_Objective_
Return all of the entries word for word, but omit the pictures they contain.

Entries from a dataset
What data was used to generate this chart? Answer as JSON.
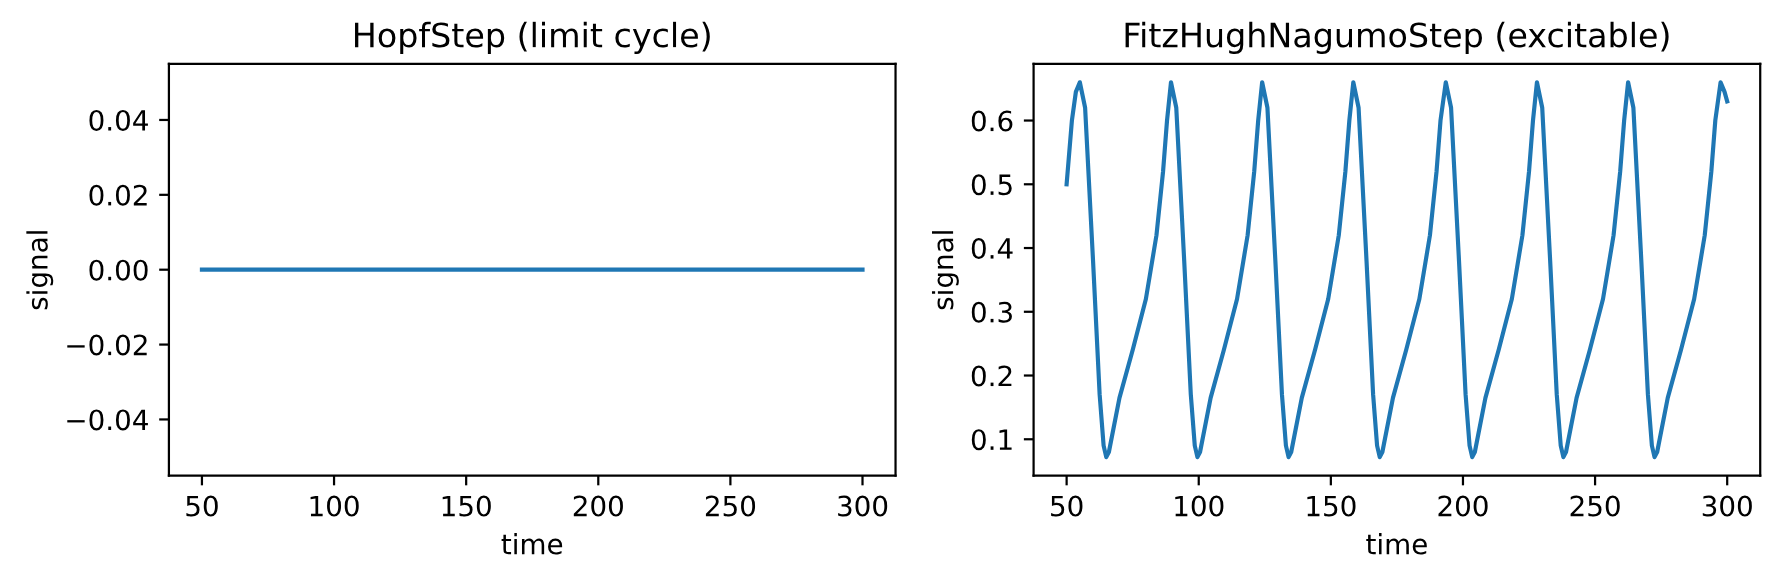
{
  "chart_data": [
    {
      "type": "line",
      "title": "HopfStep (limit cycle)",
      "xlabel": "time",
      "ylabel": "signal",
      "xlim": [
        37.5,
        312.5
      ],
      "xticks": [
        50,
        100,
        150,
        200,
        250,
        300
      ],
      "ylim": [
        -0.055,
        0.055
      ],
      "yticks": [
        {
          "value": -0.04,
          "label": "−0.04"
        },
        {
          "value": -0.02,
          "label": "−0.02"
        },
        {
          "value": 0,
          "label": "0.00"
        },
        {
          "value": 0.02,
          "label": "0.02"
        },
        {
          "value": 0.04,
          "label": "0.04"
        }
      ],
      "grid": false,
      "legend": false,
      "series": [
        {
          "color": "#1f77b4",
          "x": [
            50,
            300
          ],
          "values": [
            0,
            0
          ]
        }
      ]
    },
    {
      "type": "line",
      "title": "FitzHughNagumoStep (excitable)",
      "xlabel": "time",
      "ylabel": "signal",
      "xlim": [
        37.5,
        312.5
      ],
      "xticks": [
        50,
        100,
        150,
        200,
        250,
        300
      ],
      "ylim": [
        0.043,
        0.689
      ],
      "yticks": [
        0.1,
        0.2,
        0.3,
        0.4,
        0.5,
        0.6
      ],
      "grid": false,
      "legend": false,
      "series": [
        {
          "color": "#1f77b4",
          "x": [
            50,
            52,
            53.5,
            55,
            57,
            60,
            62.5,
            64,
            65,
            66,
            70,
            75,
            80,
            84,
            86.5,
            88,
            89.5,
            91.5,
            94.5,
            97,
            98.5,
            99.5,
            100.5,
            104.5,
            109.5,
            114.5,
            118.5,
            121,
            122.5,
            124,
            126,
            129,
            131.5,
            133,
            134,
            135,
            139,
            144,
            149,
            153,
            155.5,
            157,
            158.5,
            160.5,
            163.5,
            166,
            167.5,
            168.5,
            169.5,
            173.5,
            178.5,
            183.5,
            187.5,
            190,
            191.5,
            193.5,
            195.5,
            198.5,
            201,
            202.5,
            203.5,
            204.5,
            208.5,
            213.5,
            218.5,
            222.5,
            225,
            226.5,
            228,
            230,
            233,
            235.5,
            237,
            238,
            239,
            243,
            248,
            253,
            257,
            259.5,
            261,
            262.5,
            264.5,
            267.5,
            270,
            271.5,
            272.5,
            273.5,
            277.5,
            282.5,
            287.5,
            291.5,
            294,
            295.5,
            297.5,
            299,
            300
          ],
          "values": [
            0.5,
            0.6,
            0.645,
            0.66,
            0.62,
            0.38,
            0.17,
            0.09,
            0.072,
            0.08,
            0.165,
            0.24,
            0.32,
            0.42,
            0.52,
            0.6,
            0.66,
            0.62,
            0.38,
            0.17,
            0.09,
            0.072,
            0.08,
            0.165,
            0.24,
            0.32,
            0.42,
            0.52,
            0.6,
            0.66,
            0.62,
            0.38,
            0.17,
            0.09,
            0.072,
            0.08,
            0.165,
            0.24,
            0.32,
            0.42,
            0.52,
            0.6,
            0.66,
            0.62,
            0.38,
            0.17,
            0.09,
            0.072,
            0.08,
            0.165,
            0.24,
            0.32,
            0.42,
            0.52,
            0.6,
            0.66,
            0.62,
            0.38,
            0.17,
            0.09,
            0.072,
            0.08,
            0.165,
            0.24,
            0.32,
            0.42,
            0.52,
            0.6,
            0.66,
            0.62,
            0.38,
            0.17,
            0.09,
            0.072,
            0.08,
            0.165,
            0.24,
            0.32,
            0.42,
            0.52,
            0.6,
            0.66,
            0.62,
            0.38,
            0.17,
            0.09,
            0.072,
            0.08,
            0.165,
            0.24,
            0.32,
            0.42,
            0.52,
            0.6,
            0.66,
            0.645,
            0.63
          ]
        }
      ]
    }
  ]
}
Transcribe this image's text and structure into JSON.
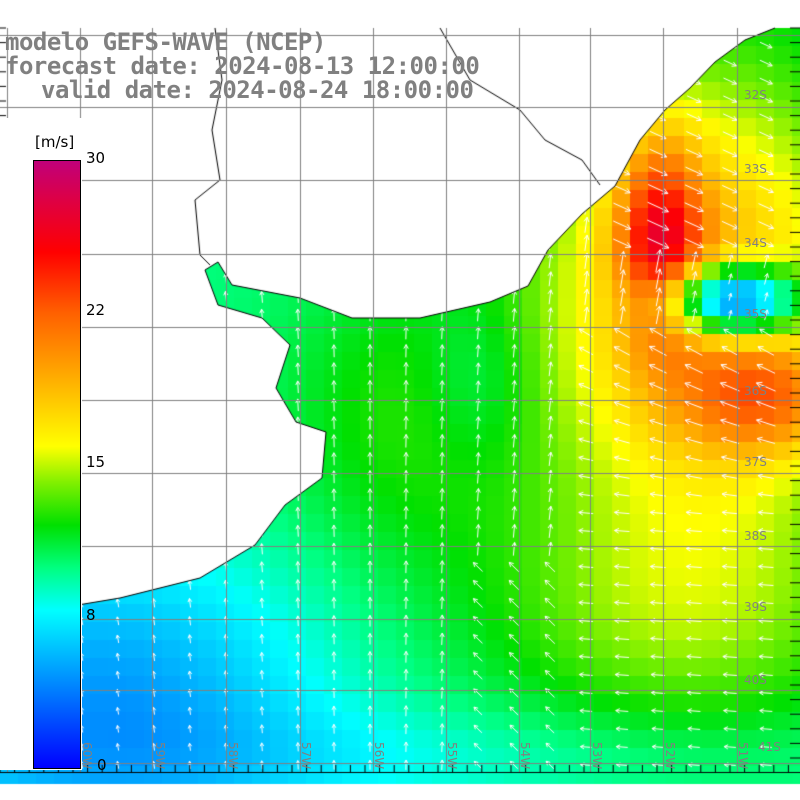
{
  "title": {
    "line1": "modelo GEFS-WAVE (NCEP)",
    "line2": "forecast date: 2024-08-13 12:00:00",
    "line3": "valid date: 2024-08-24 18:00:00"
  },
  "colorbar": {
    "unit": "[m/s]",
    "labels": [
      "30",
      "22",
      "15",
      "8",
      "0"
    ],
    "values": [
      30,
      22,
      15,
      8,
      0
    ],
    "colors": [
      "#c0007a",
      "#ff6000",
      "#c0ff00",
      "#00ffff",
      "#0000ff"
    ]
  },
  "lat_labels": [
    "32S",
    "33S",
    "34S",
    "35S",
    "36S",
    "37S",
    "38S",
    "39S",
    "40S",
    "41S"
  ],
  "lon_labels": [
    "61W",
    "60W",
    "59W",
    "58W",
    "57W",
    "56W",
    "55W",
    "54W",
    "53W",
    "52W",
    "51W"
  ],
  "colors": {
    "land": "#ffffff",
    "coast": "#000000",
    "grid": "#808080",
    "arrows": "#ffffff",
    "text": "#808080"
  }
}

_Completed exercise_
What data was used to generate this chart? Answer as JSON.
{
  "chart_data": [
    {
      "type": "line",
      "title": "HopfStep (limit cycle)",
      "xlabel": "time",
      "ylabel": "signal",
      "xlim": [
        37.5,
        312.5
      ],
      "xticks": [
        50,
        100,
        150,
        200,
        250,
        300
      ],
      "ylim": [
        -0.055,
        0.055
      ],
      "yticks": [
        {
          "value": -0.04,
          "label": "−0.04"
        },
        {
          "value": -0.02,
          "label": "−0.02"
        },
        {
          "value": 0,
          "label": "0.00"
        },
        {
          "value": 0.02,
          "label": "0.02"
        },
        {
          "value": 0.04,
          "label": "0.04"
        }
      ],
      "grid": false,
      "legend": false,
      "series": [
        {
          "color": "#1f77b4",
          "x": [
            50,
            300
          ],
          "values": [
            0,
            0
          ]
        }
      ]
    },
    {
      "type": "line",
      "title": "FitzHughNagumoStep (excitable)",
      "xlabel": "time",
      "ylabel": "signal",
      "xlim": [
        37.5,
        312.5
      ],
      "xticks": [
        50,
        100,
        150,
        200,
        250,
        300
      ],
      "ylim": [
        0.043,
        0.689
      ],
      "yticks": [
        0.1,
        0.2,
        0.3,
        0.4,
        0.5,
        0.6
      ],
      "grid": false,
      "legend": false,
      "series": [
        {
          "color": "#1f77b4",
          "x": [
            50,
            52,
            53.5,
            55,
            57,
            60,
            62.5,
            64,
            65,
            66,
            70,
            75,
            80,
            84,
            86.5,
            88,
            89.5,
            91.5,
            94.5,
            97,
            98.5,
            99.5,
            100.5,
            104.5,
            109.5,
            114.5,
            118.5,
            121,
            122.5,
            124,
            126,
            129,
            131.5,
            133,
            134,
            135,
            139,
            144,
            149,
            153,
            155.5,
            157,
            158.5,
            160.5,
            163.5,
            166,
            167.5,
            168.5,
            169.5,
            173.5,
            178.5,
            183.5,
            187.5,
            190,
            191.5,
            193.5,
            195.5,
            198.5,
            201,
            202.5,
            203.5,
            204.5,
            208.5,
            213.5,
            218.5,
            222.5,
            225,
            226.5,
            228,
            230,
            233,
            235.5,
            237,
            238,
            239,
            243,
            248,
            253,
            257,
            259.5,
            261,
            262.5,
            264.5,
            267.5,
            270,
            271.5,
            272.5,
            273.5,
            277.5,
            282.5,
            287.5,
            291.5,
            294,
            295.5,
            297.5,
            299,
            300
          ],
          "values": [
            0.5,
            0.6,
            0.645,
            0.66,
            0.62,
            0.38,
            0.17,
            0.09,
            0.072,
            0.08,
            0.165,
            0.24,
            0.32,
            0.42,
            0.52,
            0.6,
            0.66,
            0.62,
            0.38,
            0.17,
            0.09,
            0.072,
            0.08,
            0.165,
            0.24,
            0.32,
            0.42,
            0.52,
            0.6,
            0.66,
            0.62,
            0.38,
            0.17,
            0.09,
            0.072,
            0.08,
            0.165,
            0.24,
            0.32,
            0.42,
            0.52,
            0.6,
            0.66,
            0.62,
            0.38,
            0.17,
            0.09,
            0.072,
            0.08,
            0.165,
            0.24,
            0.32,
            0.42,
            0.52,
            0.6,
            0.66,
            0.62,
            0.38,
            0.17,
            0.09,
            0.072,
            0.08,
            0.165,
            0.24,
            0.32,
            0.42,
            0.52,
            0.6,
            0.66,
            0.62,
            0.38,
            0.17,
            0.09,
            0.072,
            0.08,
            0.165,
            0.24,
            0.32,
            0.42,
            0.52,
            0.6,
            0.66,
            0.62,
            0.38,
            0.17,
            0.09,
            0.072,
            0.08,
            0.165,
            0.24,
            0.32,
            0.42,
            0.52,
            0.6,
            0.66,
            0.645,
            0.63
          ]
        }
      ]
    }
  ]
}
Transcribe this image's text and structure into JSON.
{
  "title": {
    "line1": "modelo GEFS-WAVE (NCEP)",
    "line2": "forecast date: 2024-08-13 12:00:00",
    "line3": "valid date: 2024-08-24 18:00:00"
  },
  "colorbar": {
    "unit": "[m/s]",
    "labels": [
      "30",
      "22",
      "15",
      "8",
      "0"
    ],
    "values": [
      30,
      22,
      15,
      8,
      0
    ],
    "colors": [
      "#c0007a",
      "#ff6000",
      "#c0ff00",
      "#00ffff",
      "#0000ff"
    ]
  },
  "lat_labels": [
    "32S",
    "33S",
    "34S",
    "35S",
    "36S",
    "37S",
    "38S",
    "39S",
    "40S",
    "41S"
  ],
  "lon_labels": [
    "61W",
    "60W",
    "59W",
    "58W",
    "57W",
    "56W",
    "55W",
    "54W",
    "53W",
    "52W",
    "51W"
  ],
  "colors": {
    "land": "#ffffff",
    "coast": "#000000",
    "grid": "#808080",
    "arrows": "#ffffff",
    "text": "#808080"
  }
}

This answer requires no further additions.